-- BEGIN ENTRIES PROVIDED --

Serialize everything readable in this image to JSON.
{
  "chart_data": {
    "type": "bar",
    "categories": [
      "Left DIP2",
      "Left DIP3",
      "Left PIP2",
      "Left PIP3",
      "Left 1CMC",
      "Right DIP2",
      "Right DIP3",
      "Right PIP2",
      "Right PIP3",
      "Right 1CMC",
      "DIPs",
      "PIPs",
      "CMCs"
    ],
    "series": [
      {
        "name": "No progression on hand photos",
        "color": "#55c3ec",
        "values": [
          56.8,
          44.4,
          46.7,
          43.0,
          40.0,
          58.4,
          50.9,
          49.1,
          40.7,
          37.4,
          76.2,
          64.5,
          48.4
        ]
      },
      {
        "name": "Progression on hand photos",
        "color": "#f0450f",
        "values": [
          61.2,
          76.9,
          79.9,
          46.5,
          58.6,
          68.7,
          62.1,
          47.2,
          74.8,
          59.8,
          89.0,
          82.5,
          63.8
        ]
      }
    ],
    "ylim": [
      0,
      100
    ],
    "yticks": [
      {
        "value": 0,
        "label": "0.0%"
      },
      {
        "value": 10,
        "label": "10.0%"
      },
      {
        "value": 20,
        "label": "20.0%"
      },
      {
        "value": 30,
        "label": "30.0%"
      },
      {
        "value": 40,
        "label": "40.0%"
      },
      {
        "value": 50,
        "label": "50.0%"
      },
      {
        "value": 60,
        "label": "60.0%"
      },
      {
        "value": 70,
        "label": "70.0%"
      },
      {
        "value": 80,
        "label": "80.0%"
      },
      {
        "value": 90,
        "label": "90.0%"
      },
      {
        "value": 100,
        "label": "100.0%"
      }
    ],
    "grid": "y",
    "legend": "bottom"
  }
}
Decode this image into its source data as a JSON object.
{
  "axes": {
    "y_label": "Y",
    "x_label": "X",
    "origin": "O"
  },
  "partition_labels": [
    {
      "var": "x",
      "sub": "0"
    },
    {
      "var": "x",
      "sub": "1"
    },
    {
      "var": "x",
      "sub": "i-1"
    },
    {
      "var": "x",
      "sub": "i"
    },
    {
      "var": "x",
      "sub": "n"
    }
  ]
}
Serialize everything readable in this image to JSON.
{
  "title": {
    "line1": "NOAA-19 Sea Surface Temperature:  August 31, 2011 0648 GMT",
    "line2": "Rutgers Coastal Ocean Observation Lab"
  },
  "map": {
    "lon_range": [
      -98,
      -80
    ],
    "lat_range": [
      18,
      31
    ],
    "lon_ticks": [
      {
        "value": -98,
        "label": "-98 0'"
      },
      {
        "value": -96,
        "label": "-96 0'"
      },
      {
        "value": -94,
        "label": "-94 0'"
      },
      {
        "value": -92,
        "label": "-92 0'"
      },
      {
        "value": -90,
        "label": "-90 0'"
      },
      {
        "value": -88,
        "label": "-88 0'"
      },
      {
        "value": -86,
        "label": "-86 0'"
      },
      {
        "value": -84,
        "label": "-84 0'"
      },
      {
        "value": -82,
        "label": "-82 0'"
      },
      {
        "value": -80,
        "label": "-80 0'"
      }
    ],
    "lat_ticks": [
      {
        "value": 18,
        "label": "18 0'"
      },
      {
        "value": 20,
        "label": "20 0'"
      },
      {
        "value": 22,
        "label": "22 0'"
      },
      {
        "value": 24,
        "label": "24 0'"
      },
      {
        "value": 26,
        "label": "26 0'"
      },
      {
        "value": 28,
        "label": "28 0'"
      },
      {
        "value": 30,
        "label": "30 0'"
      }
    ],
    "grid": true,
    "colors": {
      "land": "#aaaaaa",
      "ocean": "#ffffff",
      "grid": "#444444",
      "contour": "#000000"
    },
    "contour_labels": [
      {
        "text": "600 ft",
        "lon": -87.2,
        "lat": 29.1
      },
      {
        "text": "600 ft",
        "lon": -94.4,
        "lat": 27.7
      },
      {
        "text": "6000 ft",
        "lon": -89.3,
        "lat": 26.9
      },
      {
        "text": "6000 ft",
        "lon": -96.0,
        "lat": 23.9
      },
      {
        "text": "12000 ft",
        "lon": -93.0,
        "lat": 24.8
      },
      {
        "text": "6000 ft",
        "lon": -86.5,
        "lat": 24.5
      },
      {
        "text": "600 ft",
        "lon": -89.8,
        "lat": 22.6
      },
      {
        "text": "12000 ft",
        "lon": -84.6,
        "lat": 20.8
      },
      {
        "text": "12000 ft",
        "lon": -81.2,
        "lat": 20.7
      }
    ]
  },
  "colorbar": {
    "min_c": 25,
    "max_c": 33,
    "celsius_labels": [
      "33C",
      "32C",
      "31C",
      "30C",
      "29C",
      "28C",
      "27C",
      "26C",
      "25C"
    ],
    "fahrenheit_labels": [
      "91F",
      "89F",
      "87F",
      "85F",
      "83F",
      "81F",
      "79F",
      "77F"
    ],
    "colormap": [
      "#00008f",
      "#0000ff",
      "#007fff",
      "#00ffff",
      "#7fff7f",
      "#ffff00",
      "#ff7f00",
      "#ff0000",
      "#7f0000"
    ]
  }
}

-- END ENTRIES PROVIDED --

**TASK DETAILS**
Reproduce all data above, unchanged.

**WORKED SOLUTION**
Serialize everything readable in this image to JSON.
{
  "chart_data": {
    "type": "bar",
    "categories": [
      "Left DIP2",
      "Left DIP3",
      "Left PIP2",
      "Left PIP3",
      "Left 1CMC",
      "Right DIP2",
      "Right DIP3",
      "Right PIP2",
      "Right PIP3",
      "Right 1CMC",
      "DIPs",
      "PIPs",
      "CMCs"
    ],
    "series": [
      {
        "name": "No progression on hand photos",
        "color": "#55c3ec",
        "values": [
          56.8,
          44.4,
          46.7,
          43.0,
          40.0,
          58.4,
          50.9,
          49.1,
          40.7,
          37.4,
          76.2,
          64.5,
          48.4
        ]
      },
      {
        "name": "Progression on hand photos",
        "color": "#f0450f",
        "values": [
          61.2,
          76.9,
          79.9,
          46.5,
          58.6,
          68.7,
          62.1,
          47.2,
          74.8,
          59.8,
          89.0,
          82.5,
          63.8
        ]
      }
    ],
    "ylim": [
      0,
      100
    ],
    "yticks": [
      {
        "value": 0,
        "label": "0.0%"
      },
      {
        "value": 10,
        "label": "10.0%"
      },
      {
        "value": 20,
        "label": "20.0%"
      },
      {
        "value": 30,
        "label": "30.0%"
      },
      {
        "value": 40,
        "label": "40.0%"
      },
      {
        "value": 50,
        "label": "50.0%"
      },
      {
        "value": 60,
        "label": "60.0%"
      },
      {
        "value": 70,
        "label": "70.0%"
      },
      {
        "value": 80,
        "label": "80.0%"
      },
      {
        "value": 90,
        "label": "90.0%"
      },
      {
        "value": 100,
        "label": "100.0%"
      }
    ],
    "grid": "y",
    "legend": "bottom"
  }
}
Decode this image into its source data as a JSON object.
{
  "axes": {
    "y_label": "Y",
    "x_label": "X",
    "origin": "O"
  },
  "partition_labels": [
    {
      "var": "x",
      "sub": "0"
    },
    {
      "var": "x",
      "sub": "1"
    },
    {
      "var": "x",
      "sub": "i-1"
    },
    {
      "var": "x",
      "sub": "i"
    },
    {
      "var": "x",
      "sub": "n"
    }
  ]
}
Serialize everything readable in this image to JSON.
{
  "title": {
    "line1": "NOAA-19 Sea Surface Temperature:  August 31, 2011 0648 GMT",
    "line2": "Rutgers Coastal Ocean Observation Lab"
  },
  "map": {
    "lon_range": [
      -98,
      -80
    ],
    "lat_range": [
      18,
      31
    ],
    "lon_ticks": [
      {
        "value": -98,
        "label": "-98 0'"
      },
      {
        "value": -96,
        "label": "-96 0'"
      },
      {
        "value": -94,
        "label": "-94 0'"
      },
      {
        "value": -92,
        "label": "-92 0'"
      },
      {
        "value": -90,
        "label": "-90 0'"
      },
      {
        "value": -88,
        "label": "-88 0'"
      },
      {
        "value": -86,
        "label": "-86 0'"
      },
      {
        "value": -84,
        "label": "-84 0'"
      },
      {
        "value": -82,
        "label": "-82 0'"
      },
      {
        "value": -80,
        "label": "-80 0'"
      }
    ],
    "lat_ticks": [
      {
        "value": 18,
        "label": "18 0'"
      },
      {
        "value": 20,
        "label": "20 0'"
      },
      {
        "value": 22,
        "label": "22 0'"
      },
      {
        "value": 24,
        "label": "24 0'"
      },
      {
        "value": 26,
        "label": "26 0'"
      },
      {
        "value": 28,
        "label": "28 0'"
      },
      {
        "value": 30,
        "label": "30 0'"
      }
    ],
    "grid": true,
    "colors": {
      "land": "#aaaaaa",
      "ocean": "#ffffff",
      "grid": "#444444",
      "contour": "#000000"
    },
    "contour_labels": [
      {
        "text": "600 ft",
        "lon": -87.2,
        "lat": 29.1
      },
      {
        "text": "600 ft",
        "lon": -94.4,
        "lat": 27.7
      },
      {
        "text": "6000 ft",
        "lon": -89.3,
        "lat": 26.9
      },
      {
        "text": "6000 ft",
        "lon": -96.0,
        "lat": 23.9
      },
      {
        "text": "12000 ft",
        "lon": -93.0,
        "lat": 24.8
      },
      {
        "text": "6000 ft",
        "lon": -86.5,
        "lat": 24.5
      },
      {
        "text": "600 ft",
        "lon": -89.8,
        "lat": 22.6
      },
      {
        "text": "12000 ft",
        "lon": -84.6,
        "lat": 20.8
      },
      {
        "text": "12000 ft",
        "lon": -81.2,
        "lat": 20.7
      }
    ]
  },
  "colorbar": {
    "min_c": 25,
    "max_c": 33,
    "celsius_labels": [
      "33C",
      "32C",
      "31C",
      "30C",
      "29C",
      "28C",
      "27C",
      "26C",
      "25C"
    ],
    "fahrenheit_labels": [
      "91F",
      "89F",
      "87F",
      "85F",
      "83F",
      "81F",
      "79F",
      "77F"
    ],
    "colormap": [
      "#00008f",
      "#0000ff",
      "#007fff",
      "#00ffff",
      "#7fff7f",
      "#ffff00",
      "#ff7f00",
      "#ff0000",
      "#7f0000"
    ]
  }
}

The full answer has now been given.